WORK ITEM:
Please continue the passage below on haptic communication, starting right after its last sentence.

READING PASSAGE:

Haptic communication is nonverbal communication and interaction via the sense of touch.
Touch can come in many different forms, some can promote physical and psychological well-being. A warm, loving touch can lead to positive outcomes while a violent touch can ultimately lead to a negative outcome. The sense of touch allows one to experience different sensations such as pleasure, pain, heat, or cold. One of the most significant aspects of touch is the ability to convey and enhance physical intimacy. The sense of touch is the fundamental component of haptic communication for interpersonal relationships. Touch can be categorized in many terms such as positive, playful, control, ritualistic, task-related or unintentional. It can be both sexual (kissing is one example that some perceive as sexual), and platonic (such as hugging or a handshake). Striking, pushing, pulling, pinching, kicking, strangling and hand-to-hand fighting are forms of touch in the context of physical abuse.

Touch is the most sophisticated and intimate of the five senses. Touch or haptics, from the ancient Greek word haptikos, is vital for survival.

RECORDS SHOWN:
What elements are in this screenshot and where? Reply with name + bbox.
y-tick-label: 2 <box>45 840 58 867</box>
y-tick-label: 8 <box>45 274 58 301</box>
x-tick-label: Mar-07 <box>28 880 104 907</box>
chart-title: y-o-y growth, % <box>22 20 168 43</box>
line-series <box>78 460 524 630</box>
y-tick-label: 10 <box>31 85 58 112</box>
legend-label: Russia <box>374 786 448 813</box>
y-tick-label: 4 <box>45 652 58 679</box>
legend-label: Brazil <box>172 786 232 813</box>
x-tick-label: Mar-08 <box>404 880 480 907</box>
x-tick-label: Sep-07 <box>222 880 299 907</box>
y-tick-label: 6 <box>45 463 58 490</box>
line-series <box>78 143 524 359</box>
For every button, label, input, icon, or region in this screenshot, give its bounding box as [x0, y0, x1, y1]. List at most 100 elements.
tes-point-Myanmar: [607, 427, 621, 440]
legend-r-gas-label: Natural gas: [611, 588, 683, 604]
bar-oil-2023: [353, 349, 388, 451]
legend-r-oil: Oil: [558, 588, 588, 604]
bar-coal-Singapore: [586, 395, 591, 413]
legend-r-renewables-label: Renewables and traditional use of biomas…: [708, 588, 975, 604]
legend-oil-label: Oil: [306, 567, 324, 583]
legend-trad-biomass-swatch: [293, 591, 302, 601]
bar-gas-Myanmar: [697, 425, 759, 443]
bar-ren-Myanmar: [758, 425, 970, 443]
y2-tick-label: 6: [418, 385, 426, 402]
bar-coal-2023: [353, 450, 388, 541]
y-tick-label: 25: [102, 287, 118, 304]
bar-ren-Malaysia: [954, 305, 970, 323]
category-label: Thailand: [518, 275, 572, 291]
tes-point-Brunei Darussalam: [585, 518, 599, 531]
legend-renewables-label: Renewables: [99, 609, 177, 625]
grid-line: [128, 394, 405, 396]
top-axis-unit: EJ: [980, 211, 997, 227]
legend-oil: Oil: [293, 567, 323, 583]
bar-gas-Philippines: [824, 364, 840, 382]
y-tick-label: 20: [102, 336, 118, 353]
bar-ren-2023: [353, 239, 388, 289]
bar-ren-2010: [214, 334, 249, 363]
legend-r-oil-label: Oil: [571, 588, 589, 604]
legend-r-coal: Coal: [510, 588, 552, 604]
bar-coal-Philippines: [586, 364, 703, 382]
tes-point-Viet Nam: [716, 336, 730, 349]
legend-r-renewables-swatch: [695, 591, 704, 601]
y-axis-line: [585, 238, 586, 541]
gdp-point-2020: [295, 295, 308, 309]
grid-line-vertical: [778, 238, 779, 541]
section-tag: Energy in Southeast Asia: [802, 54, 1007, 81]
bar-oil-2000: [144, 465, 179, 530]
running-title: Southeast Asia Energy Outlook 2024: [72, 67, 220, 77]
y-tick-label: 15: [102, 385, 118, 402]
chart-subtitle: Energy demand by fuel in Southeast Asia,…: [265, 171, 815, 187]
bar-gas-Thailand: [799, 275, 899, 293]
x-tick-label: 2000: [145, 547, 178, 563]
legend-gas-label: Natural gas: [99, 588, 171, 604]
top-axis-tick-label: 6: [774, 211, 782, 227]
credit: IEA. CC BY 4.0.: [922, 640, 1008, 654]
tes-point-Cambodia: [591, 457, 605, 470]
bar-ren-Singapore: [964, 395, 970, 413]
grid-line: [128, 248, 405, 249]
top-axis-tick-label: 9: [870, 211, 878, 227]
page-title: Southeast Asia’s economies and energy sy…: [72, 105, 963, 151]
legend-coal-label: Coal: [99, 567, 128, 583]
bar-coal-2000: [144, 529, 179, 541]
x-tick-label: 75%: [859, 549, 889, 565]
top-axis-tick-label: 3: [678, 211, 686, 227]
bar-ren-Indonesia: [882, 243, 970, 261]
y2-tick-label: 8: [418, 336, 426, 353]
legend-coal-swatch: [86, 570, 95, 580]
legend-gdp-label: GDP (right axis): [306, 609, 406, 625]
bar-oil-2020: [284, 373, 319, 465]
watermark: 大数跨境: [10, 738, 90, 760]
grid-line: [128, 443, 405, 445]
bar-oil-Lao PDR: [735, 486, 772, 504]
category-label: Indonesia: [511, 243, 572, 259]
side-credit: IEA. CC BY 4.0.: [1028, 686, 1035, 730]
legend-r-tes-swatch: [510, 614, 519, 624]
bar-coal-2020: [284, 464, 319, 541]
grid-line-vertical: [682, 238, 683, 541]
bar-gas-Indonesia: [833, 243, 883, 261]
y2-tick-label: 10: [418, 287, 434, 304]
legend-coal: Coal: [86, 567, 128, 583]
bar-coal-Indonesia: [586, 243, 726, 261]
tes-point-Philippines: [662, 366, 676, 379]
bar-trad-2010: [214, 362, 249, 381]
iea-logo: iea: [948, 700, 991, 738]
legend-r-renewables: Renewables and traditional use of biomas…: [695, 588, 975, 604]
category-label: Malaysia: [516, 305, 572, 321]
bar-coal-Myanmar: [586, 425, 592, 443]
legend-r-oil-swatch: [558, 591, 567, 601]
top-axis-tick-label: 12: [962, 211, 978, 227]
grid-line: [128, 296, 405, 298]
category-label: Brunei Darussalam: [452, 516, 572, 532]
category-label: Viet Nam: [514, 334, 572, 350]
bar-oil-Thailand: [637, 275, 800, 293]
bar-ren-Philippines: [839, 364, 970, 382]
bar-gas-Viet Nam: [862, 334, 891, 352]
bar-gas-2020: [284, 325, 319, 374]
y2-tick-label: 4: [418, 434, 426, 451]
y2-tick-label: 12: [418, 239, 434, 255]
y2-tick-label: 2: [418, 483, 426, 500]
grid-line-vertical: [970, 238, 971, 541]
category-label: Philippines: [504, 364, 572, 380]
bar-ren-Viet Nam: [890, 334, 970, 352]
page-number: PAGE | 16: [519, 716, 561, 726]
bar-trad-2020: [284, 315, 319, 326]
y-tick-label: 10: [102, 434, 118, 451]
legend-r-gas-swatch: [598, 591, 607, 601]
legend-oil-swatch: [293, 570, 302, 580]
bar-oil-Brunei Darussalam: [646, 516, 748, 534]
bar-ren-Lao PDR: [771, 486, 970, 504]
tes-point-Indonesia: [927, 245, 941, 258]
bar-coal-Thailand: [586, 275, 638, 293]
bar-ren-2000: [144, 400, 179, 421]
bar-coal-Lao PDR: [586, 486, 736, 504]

RESULT:
Touch is the first sense to develop in the fetus. The development of an infant's haptic senses and how it relates to the development of the other senses, such as vision, has been the target of much research. Human babies have been observed to have enormous difficulty surviving if they do not possess a sense of touch, even if they retain sight and hearing. Infants who can perceive through touch, even without sight and hearing, tend to fare much better.

Similarly to infants, in chimpanzees the sense of touch is highly developed. As newborns they see and hear poorly but cling strongly to their mothers. Harry Harlow conducted a controversial study involving rhesus monkeys and observed that monkeys reared with a "terry cloth mother", a wire feeding apparatus wrapped in softer terry cloth which provided a level of tactile stimulation and comfort, were considerably more emotionally stable as adults than those with a mere "wire mother". For his experiment, he presented the infants with a clothed surrogate mother and a wire surrogate mother which held a bottle with food. It turns out that the rhesus monkeys spent most of their time with the terry cloth mother, over the wire surrogate with a bottle of food, which indicates that they preferred touch, warmth, and comfort over sustenance.

==Categories==
Heslin outlines five haptic categories:
- Functional/professional
  expresses task-orientation
- Social/polite
  expresses ritual interaction
- Friendship/warmth
  expresses idiosyncratic relationship
- Love/intimacy
  expresses emotional attachment
- Sexual/arousal
  expresses sexual intent

The intent of a touch is not always exclusive and touching can evolve to each one of Heslin's categories.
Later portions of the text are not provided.